* [Collected data]:
-----
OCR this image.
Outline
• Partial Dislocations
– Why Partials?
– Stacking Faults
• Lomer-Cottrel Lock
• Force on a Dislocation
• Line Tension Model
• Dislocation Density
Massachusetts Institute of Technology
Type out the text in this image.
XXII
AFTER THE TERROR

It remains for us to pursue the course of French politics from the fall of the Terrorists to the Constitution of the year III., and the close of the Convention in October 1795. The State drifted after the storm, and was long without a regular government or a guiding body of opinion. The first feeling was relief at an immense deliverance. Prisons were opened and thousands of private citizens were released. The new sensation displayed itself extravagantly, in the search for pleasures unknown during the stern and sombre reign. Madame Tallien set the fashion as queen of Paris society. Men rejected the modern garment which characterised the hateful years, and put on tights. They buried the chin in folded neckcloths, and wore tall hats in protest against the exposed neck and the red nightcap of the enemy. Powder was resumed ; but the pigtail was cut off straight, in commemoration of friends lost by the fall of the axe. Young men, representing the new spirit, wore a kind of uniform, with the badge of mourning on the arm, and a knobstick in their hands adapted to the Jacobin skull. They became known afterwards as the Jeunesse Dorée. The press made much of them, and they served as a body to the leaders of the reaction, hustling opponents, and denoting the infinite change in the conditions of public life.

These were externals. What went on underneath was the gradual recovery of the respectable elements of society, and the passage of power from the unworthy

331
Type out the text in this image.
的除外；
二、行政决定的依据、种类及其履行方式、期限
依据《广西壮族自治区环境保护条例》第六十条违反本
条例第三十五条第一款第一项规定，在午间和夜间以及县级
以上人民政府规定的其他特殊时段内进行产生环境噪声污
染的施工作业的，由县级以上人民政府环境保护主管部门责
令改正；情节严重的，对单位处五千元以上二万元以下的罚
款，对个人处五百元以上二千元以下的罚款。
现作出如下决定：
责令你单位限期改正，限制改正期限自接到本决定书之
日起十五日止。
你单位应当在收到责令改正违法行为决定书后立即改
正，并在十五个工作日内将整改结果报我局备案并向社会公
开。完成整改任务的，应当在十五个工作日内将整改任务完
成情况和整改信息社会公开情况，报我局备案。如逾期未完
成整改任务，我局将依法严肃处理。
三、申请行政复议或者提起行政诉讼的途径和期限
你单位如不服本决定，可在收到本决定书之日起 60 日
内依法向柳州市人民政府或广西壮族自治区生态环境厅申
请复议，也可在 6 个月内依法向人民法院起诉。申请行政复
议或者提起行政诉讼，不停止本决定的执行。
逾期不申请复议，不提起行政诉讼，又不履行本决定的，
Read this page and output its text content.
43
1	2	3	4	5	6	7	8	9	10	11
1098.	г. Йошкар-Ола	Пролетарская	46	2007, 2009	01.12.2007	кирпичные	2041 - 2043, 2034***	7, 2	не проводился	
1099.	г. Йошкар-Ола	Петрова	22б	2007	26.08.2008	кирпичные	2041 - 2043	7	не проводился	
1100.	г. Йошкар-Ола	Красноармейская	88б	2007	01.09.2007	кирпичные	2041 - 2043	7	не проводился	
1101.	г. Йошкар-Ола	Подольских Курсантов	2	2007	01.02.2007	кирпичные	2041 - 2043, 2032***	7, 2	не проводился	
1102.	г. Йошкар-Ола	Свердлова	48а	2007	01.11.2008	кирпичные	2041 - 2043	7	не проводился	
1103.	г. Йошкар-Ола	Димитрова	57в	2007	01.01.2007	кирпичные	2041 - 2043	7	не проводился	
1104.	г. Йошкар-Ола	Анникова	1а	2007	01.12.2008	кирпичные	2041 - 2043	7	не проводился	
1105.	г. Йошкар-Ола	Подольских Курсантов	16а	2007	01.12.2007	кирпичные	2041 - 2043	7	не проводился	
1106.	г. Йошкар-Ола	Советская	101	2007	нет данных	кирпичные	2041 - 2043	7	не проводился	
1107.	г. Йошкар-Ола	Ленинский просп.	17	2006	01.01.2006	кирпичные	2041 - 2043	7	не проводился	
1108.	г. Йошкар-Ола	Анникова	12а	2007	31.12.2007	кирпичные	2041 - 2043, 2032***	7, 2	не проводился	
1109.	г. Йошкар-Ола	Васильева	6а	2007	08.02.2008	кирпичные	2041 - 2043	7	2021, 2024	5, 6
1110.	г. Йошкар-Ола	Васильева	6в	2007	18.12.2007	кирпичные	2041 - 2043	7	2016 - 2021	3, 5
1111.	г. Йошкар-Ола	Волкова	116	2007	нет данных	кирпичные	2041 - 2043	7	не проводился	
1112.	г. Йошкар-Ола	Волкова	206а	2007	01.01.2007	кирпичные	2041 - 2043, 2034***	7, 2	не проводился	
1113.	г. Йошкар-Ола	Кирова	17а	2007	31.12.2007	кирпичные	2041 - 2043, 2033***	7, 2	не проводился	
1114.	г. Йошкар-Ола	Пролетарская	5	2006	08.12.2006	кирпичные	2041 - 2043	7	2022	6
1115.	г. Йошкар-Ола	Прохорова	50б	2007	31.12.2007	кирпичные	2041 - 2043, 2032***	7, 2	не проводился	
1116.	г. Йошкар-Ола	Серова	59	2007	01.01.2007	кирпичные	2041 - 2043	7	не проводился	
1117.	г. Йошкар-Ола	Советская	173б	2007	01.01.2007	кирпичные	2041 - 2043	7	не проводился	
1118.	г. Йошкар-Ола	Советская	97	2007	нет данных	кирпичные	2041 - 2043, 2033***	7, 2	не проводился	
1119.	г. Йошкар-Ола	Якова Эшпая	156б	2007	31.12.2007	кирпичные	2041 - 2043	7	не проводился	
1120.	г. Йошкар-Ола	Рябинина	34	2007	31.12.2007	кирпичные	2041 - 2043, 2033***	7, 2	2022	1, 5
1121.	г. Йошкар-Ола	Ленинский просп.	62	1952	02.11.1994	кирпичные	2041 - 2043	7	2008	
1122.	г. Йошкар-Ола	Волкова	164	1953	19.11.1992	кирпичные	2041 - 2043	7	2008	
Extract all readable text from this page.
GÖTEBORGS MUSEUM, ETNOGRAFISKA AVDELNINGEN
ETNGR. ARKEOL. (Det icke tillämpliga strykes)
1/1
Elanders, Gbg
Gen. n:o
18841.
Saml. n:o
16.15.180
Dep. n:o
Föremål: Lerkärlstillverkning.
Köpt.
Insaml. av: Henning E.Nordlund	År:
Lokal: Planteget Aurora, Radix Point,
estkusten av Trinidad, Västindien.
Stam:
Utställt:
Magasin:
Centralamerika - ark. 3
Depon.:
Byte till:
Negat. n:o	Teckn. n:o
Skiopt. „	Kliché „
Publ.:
-----
Within the listing above, work out how many lines contain the string "Курсантов", and reply with that number only.

* [Written answer]: 2